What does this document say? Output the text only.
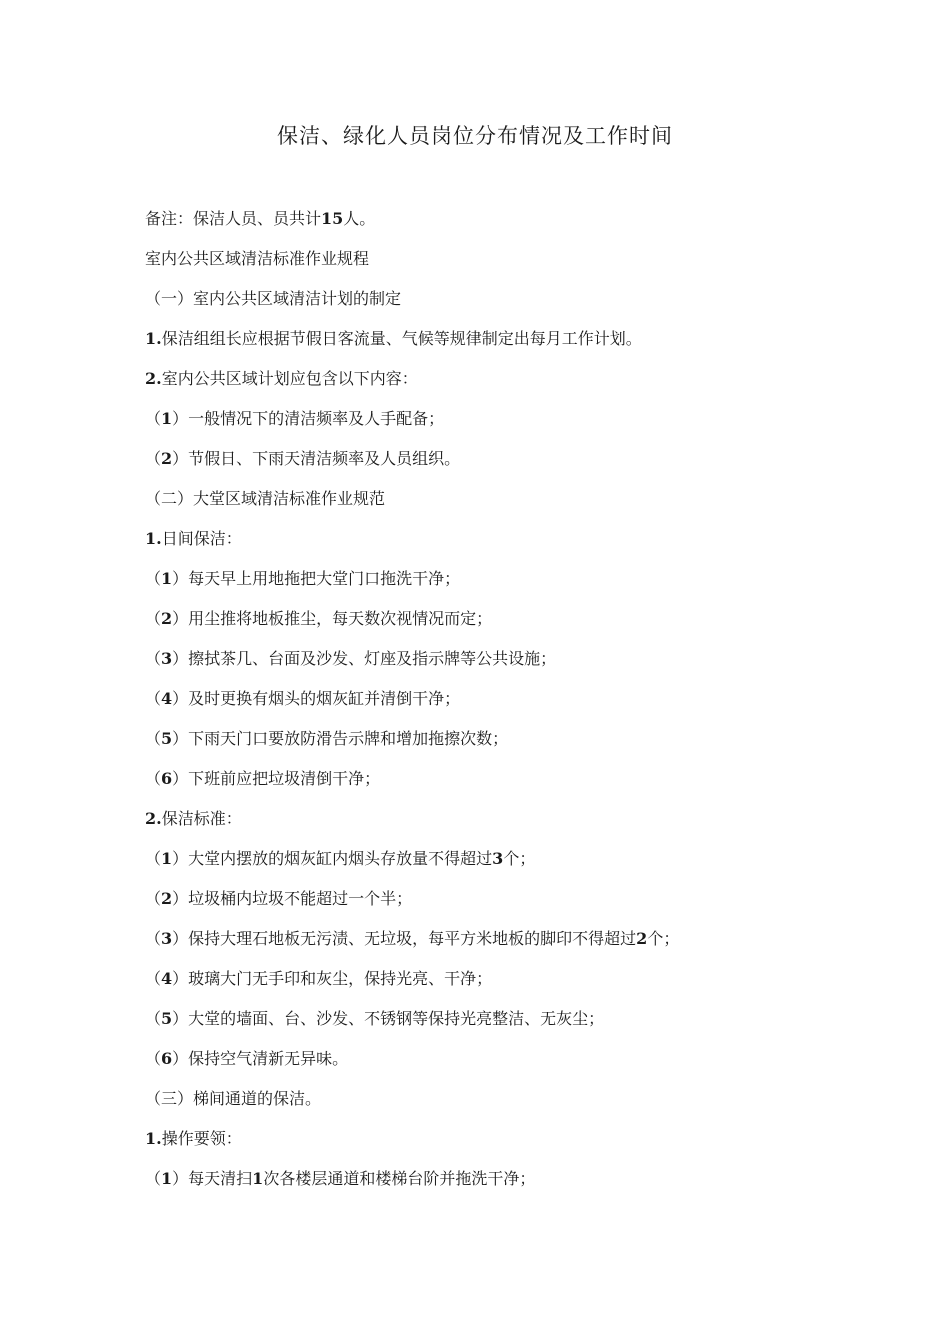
保洁、绿化人员岗位分布情况及工作时间
备注：保洁人员、员共计15人。
室内公共区域清洁标准作业规程
（一）室内公共区域清洁计划的制定
1.保洁组组长应根据节假日客流量、气候等规律制定出每月工作计划。
2.室内公共区域计划应包含以下内容：
（1）一般情况下的清洁频率及人手配备；
（2）节假日、下雨天清洁频率及人员组织。
（二）大堂区域清洁标准作业规范
1.日间保洁：
（1）每天早上用地拖把大堂门口拖洗干净；
（2）用尘推将地板推尘，每天数次视情况而定；
（3）擦拭茶几、台面及沙发、灯座及指示牌等公共设施；
（4）及时更换有烟头的烟灰缸并清倒干净；
（5）下雨天门口要放防滑告示牌和增加拖擦次数；
（6）下班前应把垃圾清倒干净；
2.保洁标准：
（1）大堂内摆放的烟灰缸内烟头存放量不得超过3个；
（2）垃圾桶内垃圾不能超过一个半；
（3）保持大理石地板无污渍、无垃圾，每平方米地板的脚印不得超过2个；
（4）玻璃大门无手印和灰尘，保持光亮、干净；
（5）大堂的墙面、台、沙发、不锈钢等保持光亮整洁、无灰尘；
（6）保持空气清新无异味。
（三）梯间通道的保洁。
1.操作要领：
（1）每天清扫1次各楼层通道和楼梯台阶并拖洗干净；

(Given request): Copy the records exactly. Skip the pictures.

(In response):
What does this document say? Output the text only.
保洁、绿化人员岗位分布情况及工作时间
备注：保洁人员、员共计15人。
室内公共区域清洁标准作业规程
（一）室内公共区域清洁计划的制定
1.保洁组组长应根据节假日客流量、气候等规律制定出每月工作计划。
2.室内公共区域计划应包含以下内容：
（1）一般情况下的清洁频率及人手配备；
（2）节假日、下雨天清洁频率及人员组织。
（二）大堂区域清洁标准作业规范
1.日间保洁：
（1）每天早上用地拖把大堂门口拖洗干净；
（2）用尘推将地板推尘，每天数次视情况而定；
（3）擦拭茶几、台面及沙发、灯座及指示牌等公共设施；
（4）及时更换有烟头的烟灰缸并清倒干净；
（5）下雨天门口要放防滑告示牌和增加拖擦次数；
（6）下班前应把垃圾清倒干净；
2.保洁标准：
（1）大堂内摆放的烟灰缸内烟头存放量不得超过3个；
（2）垃圾桶内垃圾不能超过一个半；
（3）保持大理石地板无污渍、无垃圾，每平方米地板的脚印不得超过2个；
（4）玻璃大门无手印和灰尘，保持光亮、干净；
（5）大堂的墙面、台、沙发、不锈钢等保持光亮整洁、无灰尘；
（6）保持空气清新无异味。
（三）梯间通道的保洁。
1.操作要领：
（1）每天清扫1次各楼层通道和楼梯台阶并拖洗干净；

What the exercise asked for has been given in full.